EXTRACTED ENTRIES:

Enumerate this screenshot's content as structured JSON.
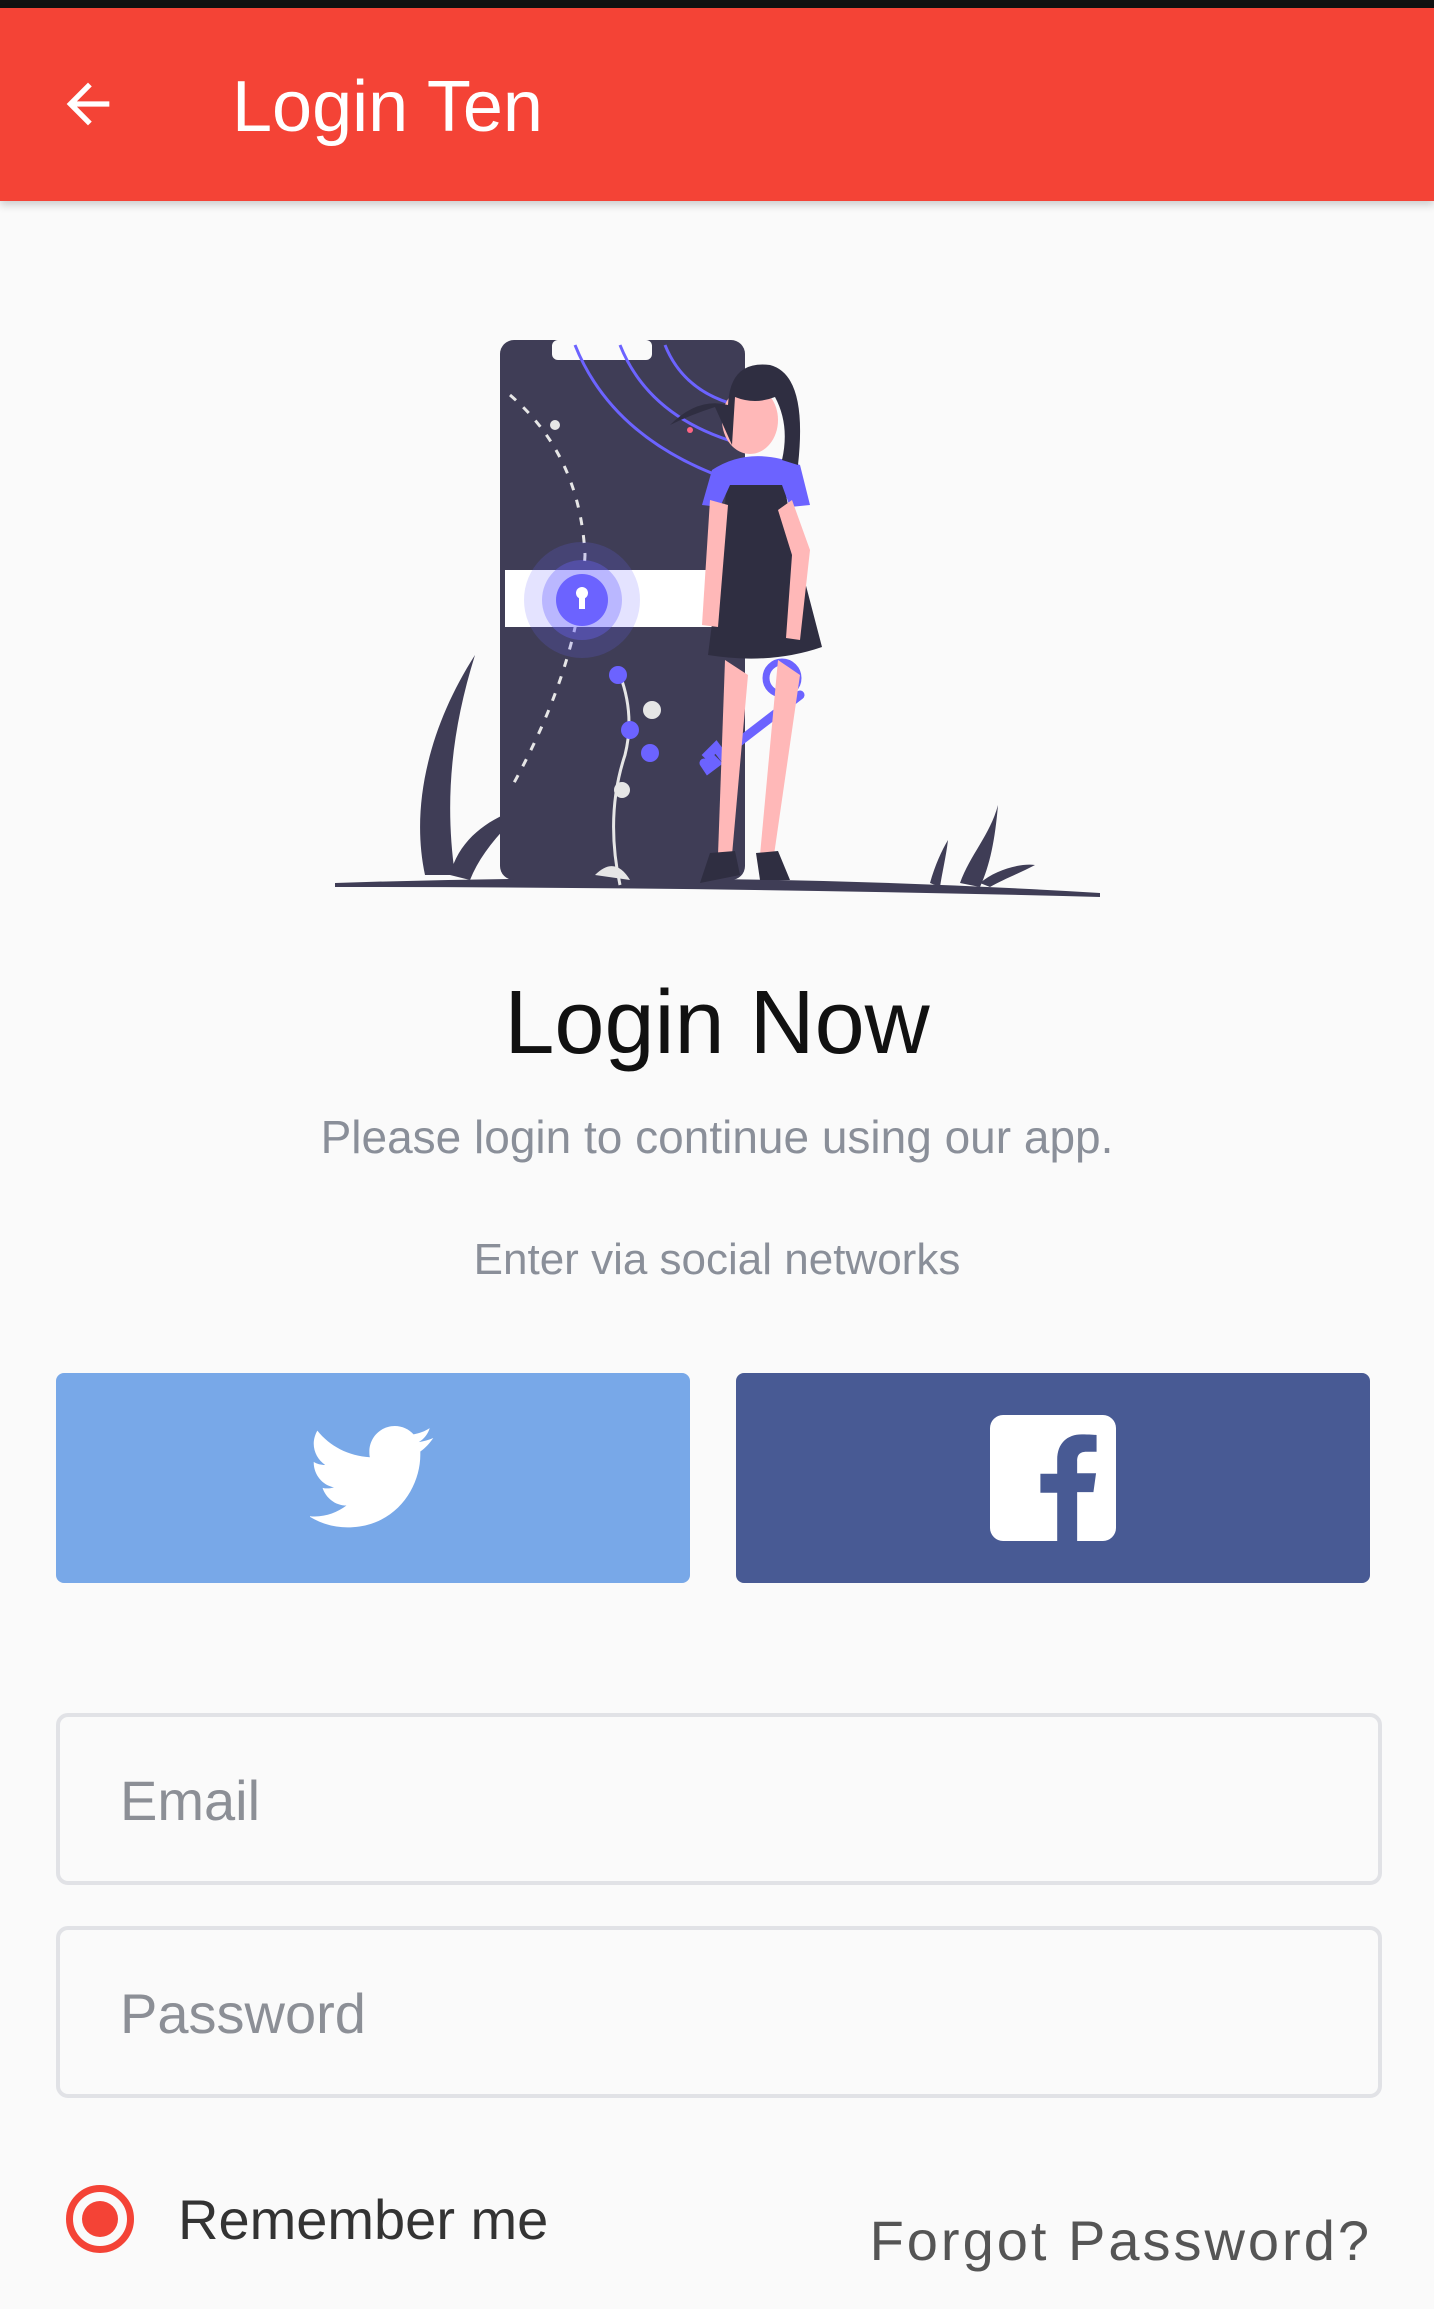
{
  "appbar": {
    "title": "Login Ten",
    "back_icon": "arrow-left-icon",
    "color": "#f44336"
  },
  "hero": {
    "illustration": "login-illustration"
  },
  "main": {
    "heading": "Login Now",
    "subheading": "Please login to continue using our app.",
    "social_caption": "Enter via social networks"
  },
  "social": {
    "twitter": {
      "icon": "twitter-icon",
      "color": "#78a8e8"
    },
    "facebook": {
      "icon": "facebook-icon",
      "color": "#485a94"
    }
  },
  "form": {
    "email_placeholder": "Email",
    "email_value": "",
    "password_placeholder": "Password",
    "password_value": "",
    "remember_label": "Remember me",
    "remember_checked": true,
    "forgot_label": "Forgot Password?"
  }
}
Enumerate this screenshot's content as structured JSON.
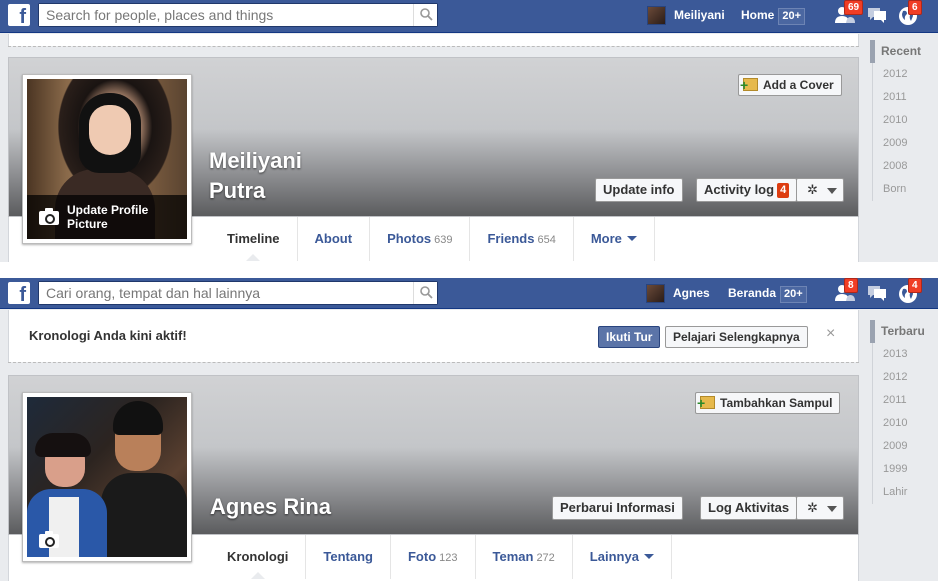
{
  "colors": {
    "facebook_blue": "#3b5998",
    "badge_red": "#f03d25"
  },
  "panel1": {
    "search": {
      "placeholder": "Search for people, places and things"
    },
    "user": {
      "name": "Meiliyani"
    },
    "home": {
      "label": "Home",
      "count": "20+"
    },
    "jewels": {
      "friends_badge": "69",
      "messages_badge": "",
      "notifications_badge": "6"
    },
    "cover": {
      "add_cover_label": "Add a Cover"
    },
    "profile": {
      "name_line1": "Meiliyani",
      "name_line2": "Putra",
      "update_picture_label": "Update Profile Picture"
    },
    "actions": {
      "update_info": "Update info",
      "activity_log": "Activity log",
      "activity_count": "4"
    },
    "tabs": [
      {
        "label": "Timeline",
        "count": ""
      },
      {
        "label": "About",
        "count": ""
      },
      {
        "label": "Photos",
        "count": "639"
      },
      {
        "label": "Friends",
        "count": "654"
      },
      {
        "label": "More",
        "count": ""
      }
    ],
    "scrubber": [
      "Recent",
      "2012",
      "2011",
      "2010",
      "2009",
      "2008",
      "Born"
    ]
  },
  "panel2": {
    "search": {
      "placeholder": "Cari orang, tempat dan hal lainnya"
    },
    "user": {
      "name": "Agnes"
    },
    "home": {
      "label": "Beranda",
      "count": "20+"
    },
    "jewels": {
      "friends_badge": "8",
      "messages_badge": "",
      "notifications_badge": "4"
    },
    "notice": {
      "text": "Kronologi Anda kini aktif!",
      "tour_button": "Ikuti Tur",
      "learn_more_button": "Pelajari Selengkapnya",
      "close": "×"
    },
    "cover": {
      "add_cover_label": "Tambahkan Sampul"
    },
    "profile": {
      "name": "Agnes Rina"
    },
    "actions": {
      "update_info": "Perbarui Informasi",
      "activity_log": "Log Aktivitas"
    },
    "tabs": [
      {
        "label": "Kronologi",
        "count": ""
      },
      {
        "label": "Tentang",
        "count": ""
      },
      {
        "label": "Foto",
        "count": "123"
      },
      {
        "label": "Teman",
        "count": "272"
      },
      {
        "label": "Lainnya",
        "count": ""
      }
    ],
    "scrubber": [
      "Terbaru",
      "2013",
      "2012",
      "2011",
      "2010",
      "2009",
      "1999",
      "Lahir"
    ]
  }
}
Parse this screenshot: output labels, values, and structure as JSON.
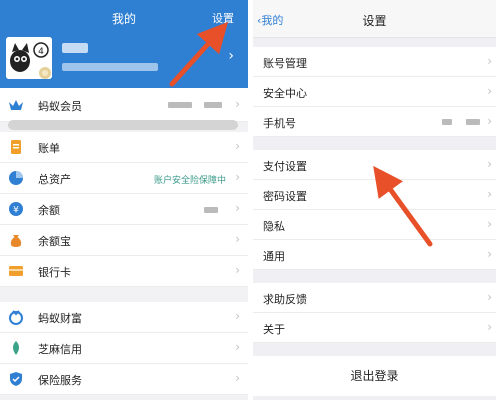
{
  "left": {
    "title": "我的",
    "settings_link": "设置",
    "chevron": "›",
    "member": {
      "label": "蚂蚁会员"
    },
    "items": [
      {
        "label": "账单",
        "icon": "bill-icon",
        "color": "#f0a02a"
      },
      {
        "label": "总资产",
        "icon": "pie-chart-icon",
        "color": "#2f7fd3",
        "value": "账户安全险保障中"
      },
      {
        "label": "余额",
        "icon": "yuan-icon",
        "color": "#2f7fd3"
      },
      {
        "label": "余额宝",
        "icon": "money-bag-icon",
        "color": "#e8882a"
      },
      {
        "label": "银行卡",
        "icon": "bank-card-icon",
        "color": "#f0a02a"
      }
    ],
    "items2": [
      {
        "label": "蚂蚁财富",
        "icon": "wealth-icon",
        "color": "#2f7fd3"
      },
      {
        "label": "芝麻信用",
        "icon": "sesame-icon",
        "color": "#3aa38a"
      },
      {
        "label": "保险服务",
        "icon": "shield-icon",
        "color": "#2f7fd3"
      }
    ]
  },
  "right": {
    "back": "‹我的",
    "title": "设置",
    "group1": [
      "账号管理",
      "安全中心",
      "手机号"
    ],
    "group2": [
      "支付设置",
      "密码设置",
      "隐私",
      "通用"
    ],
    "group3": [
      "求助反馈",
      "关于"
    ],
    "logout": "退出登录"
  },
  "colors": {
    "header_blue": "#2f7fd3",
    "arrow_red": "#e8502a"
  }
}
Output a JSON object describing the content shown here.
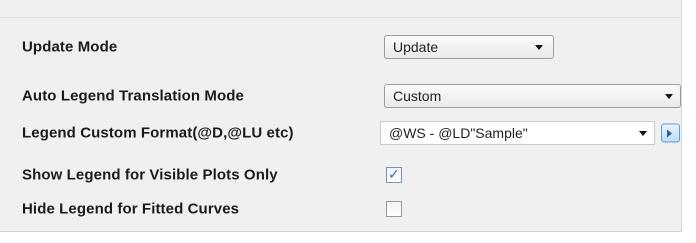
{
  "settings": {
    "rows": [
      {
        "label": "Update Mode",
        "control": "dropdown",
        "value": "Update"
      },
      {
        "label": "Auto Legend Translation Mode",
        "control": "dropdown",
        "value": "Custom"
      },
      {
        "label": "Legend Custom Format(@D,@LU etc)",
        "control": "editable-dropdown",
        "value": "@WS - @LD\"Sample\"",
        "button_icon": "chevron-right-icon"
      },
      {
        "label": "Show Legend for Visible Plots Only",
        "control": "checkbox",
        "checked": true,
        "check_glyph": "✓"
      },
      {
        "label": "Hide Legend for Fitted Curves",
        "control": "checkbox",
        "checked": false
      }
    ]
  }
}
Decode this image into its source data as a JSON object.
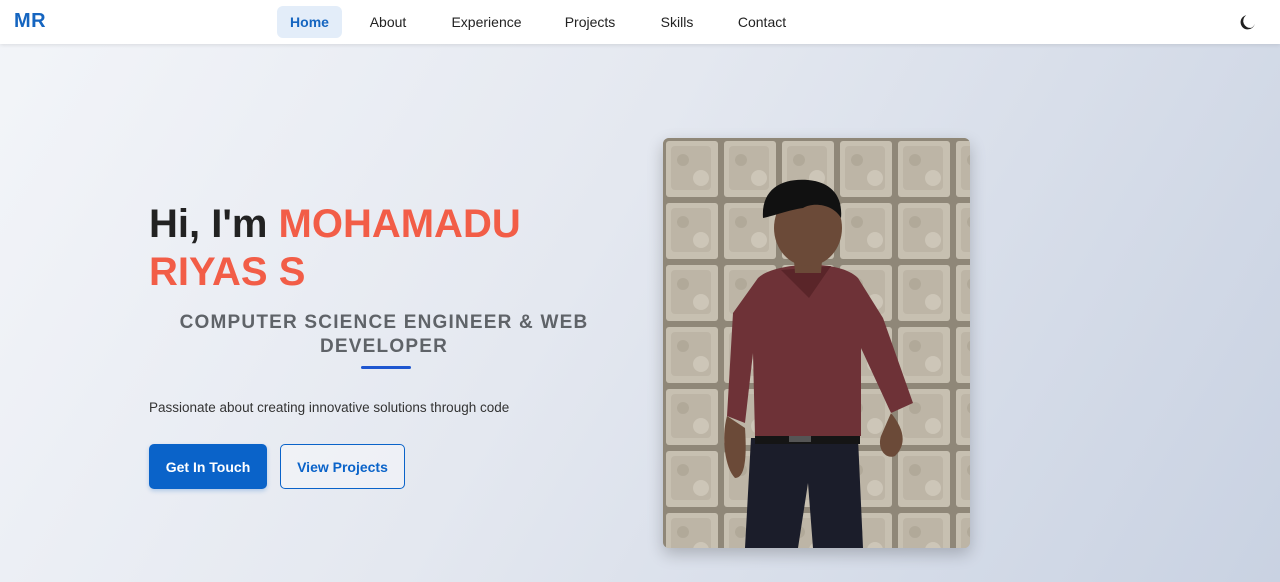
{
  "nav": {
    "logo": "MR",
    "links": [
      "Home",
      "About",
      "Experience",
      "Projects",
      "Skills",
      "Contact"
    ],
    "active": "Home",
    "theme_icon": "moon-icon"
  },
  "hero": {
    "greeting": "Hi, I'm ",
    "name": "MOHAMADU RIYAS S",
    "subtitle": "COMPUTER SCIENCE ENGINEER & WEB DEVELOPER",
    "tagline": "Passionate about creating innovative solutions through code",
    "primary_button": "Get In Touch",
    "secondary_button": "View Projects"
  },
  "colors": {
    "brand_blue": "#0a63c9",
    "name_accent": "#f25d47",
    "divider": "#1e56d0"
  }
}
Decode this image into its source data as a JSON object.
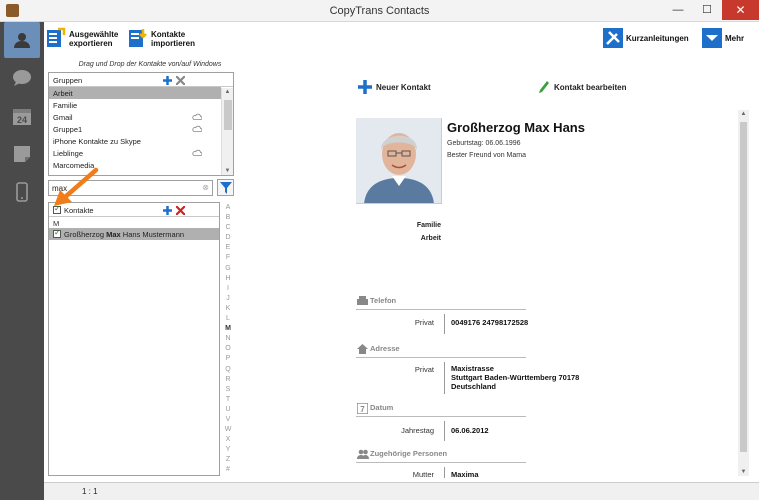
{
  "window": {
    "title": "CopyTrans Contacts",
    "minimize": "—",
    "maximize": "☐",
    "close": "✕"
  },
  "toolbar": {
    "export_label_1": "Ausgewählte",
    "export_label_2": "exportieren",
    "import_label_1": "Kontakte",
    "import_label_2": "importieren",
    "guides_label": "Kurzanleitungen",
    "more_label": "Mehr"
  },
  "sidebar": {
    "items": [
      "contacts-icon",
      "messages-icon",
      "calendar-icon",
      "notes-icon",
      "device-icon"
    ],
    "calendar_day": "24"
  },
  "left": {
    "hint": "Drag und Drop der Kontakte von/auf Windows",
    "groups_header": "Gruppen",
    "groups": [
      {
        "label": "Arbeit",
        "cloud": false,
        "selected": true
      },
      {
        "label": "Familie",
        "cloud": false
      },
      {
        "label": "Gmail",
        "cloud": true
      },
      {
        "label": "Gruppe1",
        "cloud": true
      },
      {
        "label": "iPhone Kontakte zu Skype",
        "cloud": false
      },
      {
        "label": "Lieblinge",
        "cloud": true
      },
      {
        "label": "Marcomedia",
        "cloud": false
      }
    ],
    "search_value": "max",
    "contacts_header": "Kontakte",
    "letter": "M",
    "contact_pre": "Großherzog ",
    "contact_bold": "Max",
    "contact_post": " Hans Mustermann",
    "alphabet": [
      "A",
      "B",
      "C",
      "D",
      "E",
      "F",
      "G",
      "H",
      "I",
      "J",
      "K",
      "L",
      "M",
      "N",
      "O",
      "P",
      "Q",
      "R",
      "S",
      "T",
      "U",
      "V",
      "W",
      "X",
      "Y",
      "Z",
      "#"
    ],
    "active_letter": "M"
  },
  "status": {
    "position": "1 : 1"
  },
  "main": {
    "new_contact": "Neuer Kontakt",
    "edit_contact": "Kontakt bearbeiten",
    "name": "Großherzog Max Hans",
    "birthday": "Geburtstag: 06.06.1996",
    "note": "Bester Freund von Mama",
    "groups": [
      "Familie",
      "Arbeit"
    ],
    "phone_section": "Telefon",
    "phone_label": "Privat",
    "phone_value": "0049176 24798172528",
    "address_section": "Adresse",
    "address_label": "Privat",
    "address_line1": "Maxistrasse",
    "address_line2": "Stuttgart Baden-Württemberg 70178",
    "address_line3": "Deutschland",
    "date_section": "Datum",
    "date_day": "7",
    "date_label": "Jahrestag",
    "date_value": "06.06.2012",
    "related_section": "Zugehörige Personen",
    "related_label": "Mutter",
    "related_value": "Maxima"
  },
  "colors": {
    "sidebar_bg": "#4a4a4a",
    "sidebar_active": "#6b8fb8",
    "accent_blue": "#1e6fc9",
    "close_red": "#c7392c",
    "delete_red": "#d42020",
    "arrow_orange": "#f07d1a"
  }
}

WHAT YOU WILL DO:
Copy every line above in which the string "social" shows up.

RESPONSE TO THIS EXERCISE:
    "social_caption": "Enter via social networks"
  "social": {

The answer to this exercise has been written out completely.